● Written task:
Set down, in full, every record in the block.

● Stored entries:
────────

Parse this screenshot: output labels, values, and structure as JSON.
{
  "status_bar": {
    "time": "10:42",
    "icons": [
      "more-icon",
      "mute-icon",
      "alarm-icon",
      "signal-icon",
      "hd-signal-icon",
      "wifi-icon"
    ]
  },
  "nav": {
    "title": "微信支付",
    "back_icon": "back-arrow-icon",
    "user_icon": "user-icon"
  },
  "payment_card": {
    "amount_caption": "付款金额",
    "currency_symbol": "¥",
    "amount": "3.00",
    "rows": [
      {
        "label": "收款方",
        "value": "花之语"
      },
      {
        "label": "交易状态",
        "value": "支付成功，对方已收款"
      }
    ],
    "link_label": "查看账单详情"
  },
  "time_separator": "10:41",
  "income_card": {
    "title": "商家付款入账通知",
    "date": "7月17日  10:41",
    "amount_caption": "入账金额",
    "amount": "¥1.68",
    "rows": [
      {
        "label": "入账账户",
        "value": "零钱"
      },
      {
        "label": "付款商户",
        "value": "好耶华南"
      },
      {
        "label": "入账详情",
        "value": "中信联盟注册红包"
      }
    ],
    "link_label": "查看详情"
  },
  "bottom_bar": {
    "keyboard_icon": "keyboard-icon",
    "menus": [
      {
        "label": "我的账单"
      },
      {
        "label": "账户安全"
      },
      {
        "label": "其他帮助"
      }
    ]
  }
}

────────

● In response:
Parse this screenshot: output labels, values, and structure as JSON.
{
  "status_bar": {
    "time": "10:42",
    "icons": [
      "more-icon",
      "mute-icon",
      "alarm-icon",
      "signal-icon",
      "hd-signal-icon",
      "wifi-icon"
    ]
  },
  "nav": {
    "title": "微信支付",
    "back_icon": "back-arrow-icon",
    "user_icon": "user-icon"
  },
  "payment_card": {
    "amount_caption": "付款金额",
    "currency_symbol": "¥",
    "amount": "3.00",
    "rows": [
      {
        "label": "收款方",
        "value": "花之语"
      },
      {
        "label": "交易状态",
        "value": "支付成功，对方已收款"
      }
    ],
    "link_label": "查看账单详情"
  },
  "time_separator": "10:41",
  "income_card": {
    "title": "商家付款入账通知",
    "date": "7月17日  10:41",
    "amount_caption": "入账金额",
    "amount": "¥1.68",
    "rows": [
      {
        "label": "入账账户",
        "value": "零钱"
      },
      {
        "label": "付款商户",
        "value": "好耶华南"
      },
      {
        "label": "入账详情",
        "value": "中信联盟注册红包"
      }
    ],
    "link_label": "查看详情"
  },
  "bottom_bar": {
    "keyboard_icon": "keyboard-icon",
    "menus": [
      {
        "label": "我的账单"
      },
      {
        "label": "账户安全"
      },
      {
        "label": "其他帮助"
      }
    ]
  }
}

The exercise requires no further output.